§ **What is needed**
Transcribe the records that follow exactly. Skip the pictures.

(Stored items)
╔══

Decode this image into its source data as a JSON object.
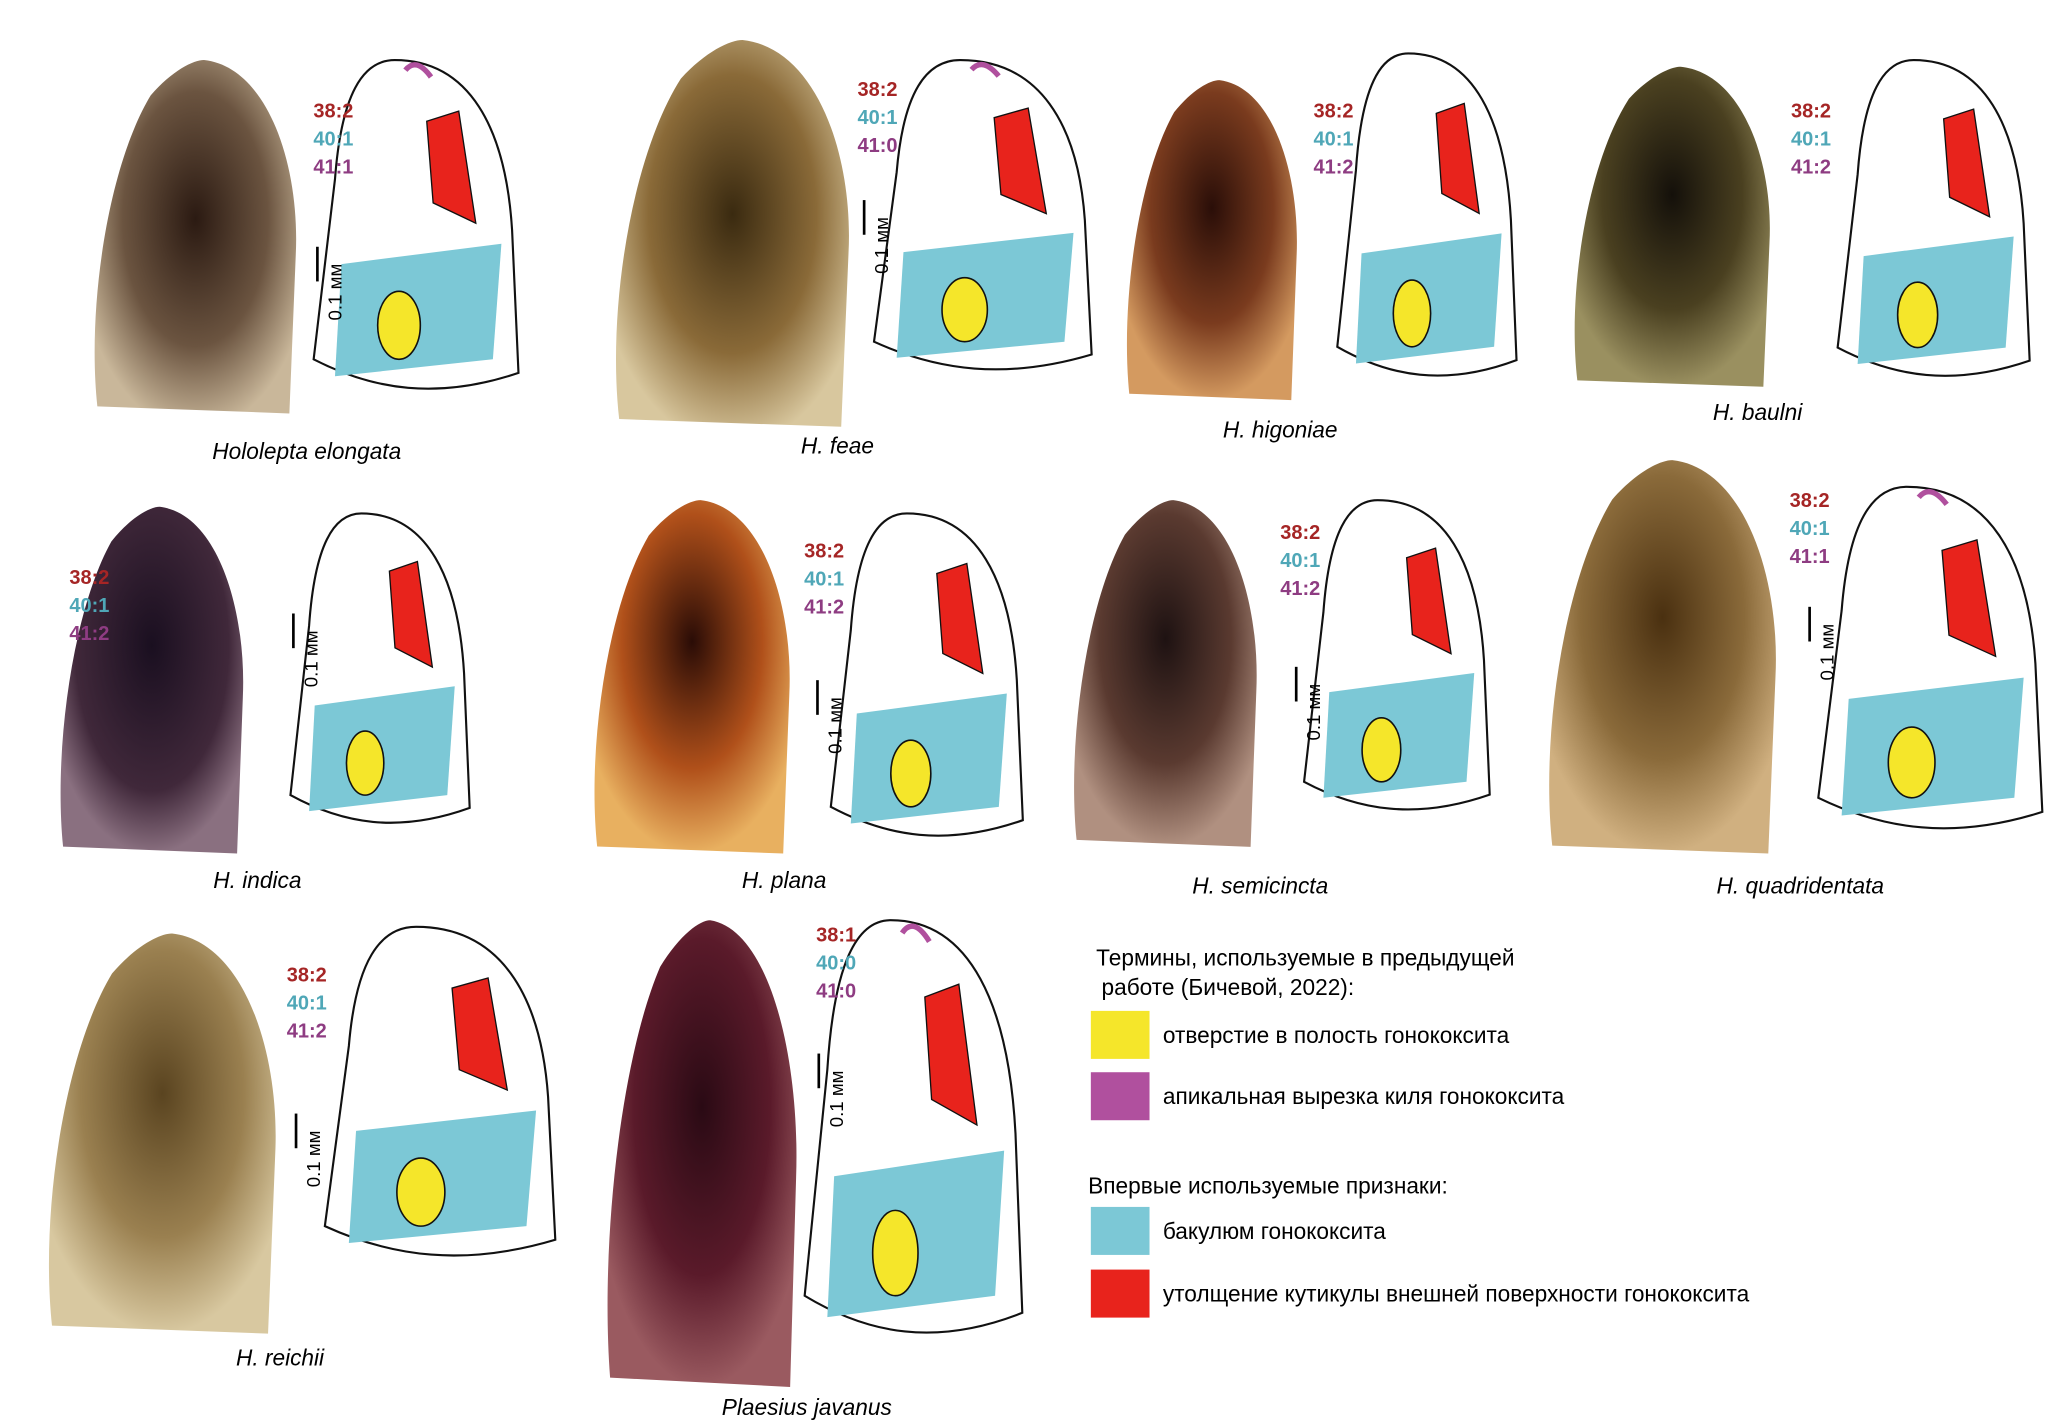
{
  "panels": [
    {
      "name": "Hololepta elongata",
      "codes": [
        "38:2",
        "40:1",
        "41:1"
      ],
      "scale_bar": "0.1 мм"
    },
    {
      "name": "H. feae",
      "codes": [
        "38:2",
        "40:1",
        "41:0"
      ],
      "scale_bar": "0.1 мм"
    },
    {
      "name": "H. higoniae",
      "codes": [
        "38:2",
        "40:1",
        "41:2"
      ]
    },
    {
      "name": "H. baulni",
      "codes": [
        "38:2",
        "40:1",
        "41:2"
      ]
    },
    {
      "name": "H. indica",
      "codes": [
        "38:2",
        "40:1",
        "41:2"
      ],
      "scale_bar": "0.1 мм"
    },
    {
      "name": "H. plana",
      "codes": [
        "38:2",
        "40:1",
        "41:2"
      ],
      "scale_bar": "0.1 мм"
    },
    {
      "name": "H. semicincta",
      "codes": [
        "38:2",
        "40:1",
        "41:2"
      ],
      "scale_bar": "0.1 мм"
    },
    {
      "name": "H. quadridentata",
      "codes": [
        "38:2",
        "40:1",
        "41:1"
      ],
      "scale_bar": "0.1 мм"
    },
    {
      "name": "H. reichii",
      "codes": [
        "38:2",
        "40:1",
        "41:2"
      ],
      "scale_bar": "0.1 мм"
    },
    {
      "name": "Plaesius javanus",
      "codes": [
        "38:1",
        "40:0",
        "41:0"
      ],
      "scale_bar": "0.1 мм"
    }
  ],
  "legend": {
    "previous_title": [
      "Термины, используемые в предыдущей",
      "работе (Бичевой, 2022):"
    ],
    "previous_items": [
      "отверстие в полость гонококсита",
      "апикальная вырезка киля гонококсита"
    ],
    "new_title": "Впервые используемые признаки:",
    "new_items": [
      "бакулюм гонококсита",
      "утолщение кутикулы внешней поверхности гонококсита"
    ]
  }
}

╚══

§ **Response to this task**
Decode this image into its source data as a JSON object.
{
  "panels": [
    {
      "name": "Hololepta elongata",
      "codes": [
        "38:2",
        "40:1",
        "41:1"
      ],
      "scale_bar": "0.1 мм"
    },
    {
      "name": "H. feae",
      "codes": [
        "38:2",
        "40:1",
        "41:0"
      ],
      "scale_bar": "0.1 мм"
    },
    {
      "name": "H. higoniae",
      "codes": [
        "38:2",
        "40:1",
        "41:2"
      ]
    },
    {
      "name": "H. baulni",
      "codes": [
        "38:2",
        "40:1",
        "41:2"
      ]
    },
    {
      "name": "H. indica",
      "codes": [
        "38:2",
        "40:1",
        "41:2"
      ],
      "scale_bar": "0.1 мм"
    },
    {
      "name": "H. plana",
      "codes": [
        "38:2",
        "40:1",
        "41:2"
      ],
      "scale_bar": "0.1 мм"
    },
    {
      "name": "H. semicincta",
      "codes": [
        "38:2",
        "40:1",
        "41:2"
      ],
      "scale_bar": "0.1 мм"
    },
    {
      "name": "H. quadridentata",
      "codes": [
        "38:2",
        "40:1",
        "41:1"
      ],
      "scale_bar": "0.1 мм"
    },
    {
      "name": "H. reichii",
      "codes": [
        "38:2",
        "40:1",
        "41:2"
      ],
      "scale_bar": "0.1 мм"
    },
    {
      "name": "Plaesius javanus",
      "codes": [
        "38:1",
        "40:0",
        "41:0"
      ],
      "scale_bar": "0.1 мм"
    }
  ],
  "legend": {
    "previous_title": [
      "Термины, используемые в предыдущей",
      "работе (Бичевой, 2022):"
    ],
    "previous_items": [
      "отверстие в полость гонококсита",
      "апикальная вырезка киля гонококсита"
    ],
    "new_title": "Впервые используемые признаки:",
    "new_items": [
      "бакулюм гонококсита",
      "утолщение кутикулы внешней поверхности гонококсита"
    ]
  }
}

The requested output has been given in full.